◆ Instructions for the task
Give only the number of lines that contain the word "mixture".

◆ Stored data
== == ==
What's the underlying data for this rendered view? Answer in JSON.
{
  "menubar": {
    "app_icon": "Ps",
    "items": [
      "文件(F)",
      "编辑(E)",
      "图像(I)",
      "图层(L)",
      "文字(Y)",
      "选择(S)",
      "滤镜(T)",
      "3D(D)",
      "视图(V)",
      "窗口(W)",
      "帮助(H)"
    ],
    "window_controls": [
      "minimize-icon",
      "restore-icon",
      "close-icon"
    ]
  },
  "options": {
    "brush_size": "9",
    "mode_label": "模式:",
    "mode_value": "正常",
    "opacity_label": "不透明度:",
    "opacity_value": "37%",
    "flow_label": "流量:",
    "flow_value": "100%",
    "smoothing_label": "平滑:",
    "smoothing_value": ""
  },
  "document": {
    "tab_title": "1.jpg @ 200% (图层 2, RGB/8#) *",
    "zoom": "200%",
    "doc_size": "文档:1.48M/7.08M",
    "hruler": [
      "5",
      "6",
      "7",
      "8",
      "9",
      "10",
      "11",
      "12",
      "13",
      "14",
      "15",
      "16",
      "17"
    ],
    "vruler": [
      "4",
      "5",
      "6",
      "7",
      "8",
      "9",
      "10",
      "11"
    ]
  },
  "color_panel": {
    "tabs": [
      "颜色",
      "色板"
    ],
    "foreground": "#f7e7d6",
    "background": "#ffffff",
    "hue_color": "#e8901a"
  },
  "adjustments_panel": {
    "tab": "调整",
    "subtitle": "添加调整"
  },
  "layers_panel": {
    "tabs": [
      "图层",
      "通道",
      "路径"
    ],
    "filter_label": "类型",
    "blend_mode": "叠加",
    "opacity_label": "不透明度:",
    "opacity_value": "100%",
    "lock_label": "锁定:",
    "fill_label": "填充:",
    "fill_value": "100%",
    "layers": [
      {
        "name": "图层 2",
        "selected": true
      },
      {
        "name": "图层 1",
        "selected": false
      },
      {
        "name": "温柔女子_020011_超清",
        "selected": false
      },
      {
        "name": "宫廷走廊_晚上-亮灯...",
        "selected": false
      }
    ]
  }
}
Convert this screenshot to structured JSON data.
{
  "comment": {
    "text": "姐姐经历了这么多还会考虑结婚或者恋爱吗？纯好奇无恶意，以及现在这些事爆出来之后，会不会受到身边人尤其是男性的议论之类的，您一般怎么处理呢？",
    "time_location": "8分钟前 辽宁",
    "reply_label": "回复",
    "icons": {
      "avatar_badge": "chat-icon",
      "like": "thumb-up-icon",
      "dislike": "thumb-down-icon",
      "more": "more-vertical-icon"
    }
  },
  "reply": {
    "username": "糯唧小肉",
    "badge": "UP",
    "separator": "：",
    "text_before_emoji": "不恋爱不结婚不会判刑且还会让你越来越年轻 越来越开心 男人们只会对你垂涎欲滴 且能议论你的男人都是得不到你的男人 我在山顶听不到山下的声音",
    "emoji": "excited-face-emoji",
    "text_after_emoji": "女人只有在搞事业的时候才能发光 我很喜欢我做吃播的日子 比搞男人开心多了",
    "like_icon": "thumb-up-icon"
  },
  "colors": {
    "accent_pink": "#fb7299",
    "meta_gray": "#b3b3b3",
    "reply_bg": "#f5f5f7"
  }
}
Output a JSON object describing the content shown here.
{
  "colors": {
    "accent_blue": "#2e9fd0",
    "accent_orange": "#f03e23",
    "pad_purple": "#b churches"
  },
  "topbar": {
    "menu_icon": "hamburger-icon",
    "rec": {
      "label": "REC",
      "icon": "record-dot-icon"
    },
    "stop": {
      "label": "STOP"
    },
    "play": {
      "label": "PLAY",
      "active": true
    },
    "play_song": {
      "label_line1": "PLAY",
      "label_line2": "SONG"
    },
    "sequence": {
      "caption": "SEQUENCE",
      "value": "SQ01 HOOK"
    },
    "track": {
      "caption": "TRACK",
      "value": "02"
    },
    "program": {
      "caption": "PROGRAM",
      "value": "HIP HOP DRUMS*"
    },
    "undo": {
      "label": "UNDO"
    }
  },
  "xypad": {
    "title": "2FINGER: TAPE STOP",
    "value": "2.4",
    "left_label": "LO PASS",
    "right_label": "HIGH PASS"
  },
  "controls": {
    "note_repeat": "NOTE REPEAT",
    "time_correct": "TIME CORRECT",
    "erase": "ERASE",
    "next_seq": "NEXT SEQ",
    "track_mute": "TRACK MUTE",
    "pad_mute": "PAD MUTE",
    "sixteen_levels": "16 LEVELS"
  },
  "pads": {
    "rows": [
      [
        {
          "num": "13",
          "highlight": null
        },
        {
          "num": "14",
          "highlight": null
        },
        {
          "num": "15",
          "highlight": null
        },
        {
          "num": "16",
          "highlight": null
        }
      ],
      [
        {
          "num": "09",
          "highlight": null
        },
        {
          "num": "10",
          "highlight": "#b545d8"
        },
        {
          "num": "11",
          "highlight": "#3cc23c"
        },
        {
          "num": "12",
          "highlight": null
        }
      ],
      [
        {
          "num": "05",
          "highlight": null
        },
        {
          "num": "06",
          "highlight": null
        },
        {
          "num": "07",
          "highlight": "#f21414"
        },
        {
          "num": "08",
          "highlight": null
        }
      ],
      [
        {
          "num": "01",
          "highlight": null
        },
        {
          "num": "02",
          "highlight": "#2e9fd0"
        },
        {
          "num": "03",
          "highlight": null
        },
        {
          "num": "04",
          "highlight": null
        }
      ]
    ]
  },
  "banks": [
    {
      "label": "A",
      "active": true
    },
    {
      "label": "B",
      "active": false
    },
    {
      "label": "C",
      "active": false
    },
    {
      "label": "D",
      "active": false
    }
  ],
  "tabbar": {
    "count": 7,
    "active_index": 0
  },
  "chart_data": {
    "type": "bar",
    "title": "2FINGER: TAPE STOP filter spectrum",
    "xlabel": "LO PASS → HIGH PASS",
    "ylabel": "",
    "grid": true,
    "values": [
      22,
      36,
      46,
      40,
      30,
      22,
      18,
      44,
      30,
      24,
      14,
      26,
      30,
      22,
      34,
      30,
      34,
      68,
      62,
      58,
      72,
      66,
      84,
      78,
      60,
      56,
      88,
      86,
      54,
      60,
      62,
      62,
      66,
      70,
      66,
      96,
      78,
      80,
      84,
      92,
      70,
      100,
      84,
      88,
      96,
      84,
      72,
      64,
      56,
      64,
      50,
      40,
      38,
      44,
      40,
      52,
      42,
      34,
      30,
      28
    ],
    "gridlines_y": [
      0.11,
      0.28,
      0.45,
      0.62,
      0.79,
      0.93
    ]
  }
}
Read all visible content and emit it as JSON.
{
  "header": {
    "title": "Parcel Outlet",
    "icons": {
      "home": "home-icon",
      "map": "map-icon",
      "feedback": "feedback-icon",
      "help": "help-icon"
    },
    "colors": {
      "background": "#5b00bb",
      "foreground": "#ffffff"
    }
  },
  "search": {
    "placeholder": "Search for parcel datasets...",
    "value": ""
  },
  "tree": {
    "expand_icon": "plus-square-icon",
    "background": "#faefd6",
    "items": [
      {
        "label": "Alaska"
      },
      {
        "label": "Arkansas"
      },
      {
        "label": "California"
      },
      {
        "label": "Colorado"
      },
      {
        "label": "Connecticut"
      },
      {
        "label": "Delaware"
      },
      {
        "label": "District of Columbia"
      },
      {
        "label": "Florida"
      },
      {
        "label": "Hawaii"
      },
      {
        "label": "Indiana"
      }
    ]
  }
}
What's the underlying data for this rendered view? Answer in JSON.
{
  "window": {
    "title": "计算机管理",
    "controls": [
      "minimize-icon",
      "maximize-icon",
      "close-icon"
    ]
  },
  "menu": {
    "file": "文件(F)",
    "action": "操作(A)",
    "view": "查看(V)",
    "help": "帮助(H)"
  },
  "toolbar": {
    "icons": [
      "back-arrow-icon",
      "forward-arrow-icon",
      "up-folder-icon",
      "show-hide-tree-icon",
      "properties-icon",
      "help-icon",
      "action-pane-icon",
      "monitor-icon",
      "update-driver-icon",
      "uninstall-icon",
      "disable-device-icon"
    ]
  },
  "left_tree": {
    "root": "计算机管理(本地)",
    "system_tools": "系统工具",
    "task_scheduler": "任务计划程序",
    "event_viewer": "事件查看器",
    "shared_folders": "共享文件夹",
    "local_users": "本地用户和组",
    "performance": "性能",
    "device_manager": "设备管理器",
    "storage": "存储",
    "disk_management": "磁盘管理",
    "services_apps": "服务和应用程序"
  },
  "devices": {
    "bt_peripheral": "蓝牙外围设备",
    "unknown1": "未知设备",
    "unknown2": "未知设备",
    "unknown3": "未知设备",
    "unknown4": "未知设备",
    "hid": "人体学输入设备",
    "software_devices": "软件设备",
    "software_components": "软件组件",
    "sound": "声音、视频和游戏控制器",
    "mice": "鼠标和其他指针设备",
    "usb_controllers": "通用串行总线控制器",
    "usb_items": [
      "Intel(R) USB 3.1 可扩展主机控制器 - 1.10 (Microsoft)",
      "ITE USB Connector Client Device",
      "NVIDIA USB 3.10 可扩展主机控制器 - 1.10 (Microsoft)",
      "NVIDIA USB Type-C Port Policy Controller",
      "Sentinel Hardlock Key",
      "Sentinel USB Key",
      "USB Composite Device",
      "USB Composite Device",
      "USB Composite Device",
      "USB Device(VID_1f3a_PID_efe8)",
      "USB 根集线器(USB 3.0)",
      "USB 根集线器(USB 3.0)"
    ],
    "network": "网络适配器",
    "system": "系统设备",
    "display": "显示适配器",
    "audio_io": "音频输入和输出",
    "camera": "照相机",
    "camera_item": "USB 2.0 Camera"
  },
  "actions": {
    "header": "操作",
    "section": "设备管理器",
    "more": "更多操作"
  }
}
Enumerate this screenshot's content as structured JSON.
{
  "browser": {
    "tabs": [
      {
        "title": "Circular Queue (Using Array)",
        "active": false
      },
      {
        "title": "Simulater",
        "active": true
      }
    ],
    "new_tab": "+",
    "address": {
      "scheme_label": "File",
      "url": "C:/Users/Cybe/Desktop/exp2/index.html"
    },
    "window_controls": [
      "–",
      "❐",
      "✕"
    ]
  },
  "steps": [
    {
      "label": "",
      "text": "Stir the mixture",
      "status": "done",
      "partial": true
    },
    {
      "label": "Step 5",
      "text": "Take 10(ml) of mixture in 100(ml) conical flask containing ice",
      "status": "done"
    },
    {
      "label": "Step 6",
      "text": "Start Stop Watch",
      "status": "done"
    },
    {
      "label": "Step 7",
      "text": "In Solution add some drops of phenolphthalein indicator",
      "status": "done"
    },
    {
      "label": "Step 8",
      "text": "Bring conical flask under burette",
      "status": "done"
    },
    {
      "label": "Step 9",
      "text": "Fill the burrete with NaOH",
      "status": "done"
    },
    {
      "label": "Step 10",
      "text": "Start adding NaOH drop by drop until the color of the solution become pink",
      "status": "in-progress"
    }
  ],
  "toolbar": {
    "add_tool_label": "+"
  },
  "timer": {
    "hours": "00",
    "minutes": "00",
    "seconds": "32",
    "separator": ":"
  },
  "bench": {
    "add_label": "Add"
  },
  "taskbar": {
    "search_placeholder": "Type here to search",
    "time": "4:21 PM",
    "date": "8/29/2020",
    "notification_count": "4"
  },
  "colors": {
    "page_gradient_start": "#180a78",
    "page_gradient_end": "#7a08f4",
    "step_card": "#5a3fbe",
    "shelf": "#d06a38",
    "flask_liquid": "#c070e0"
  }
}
== == ==
◆ Exercise result
2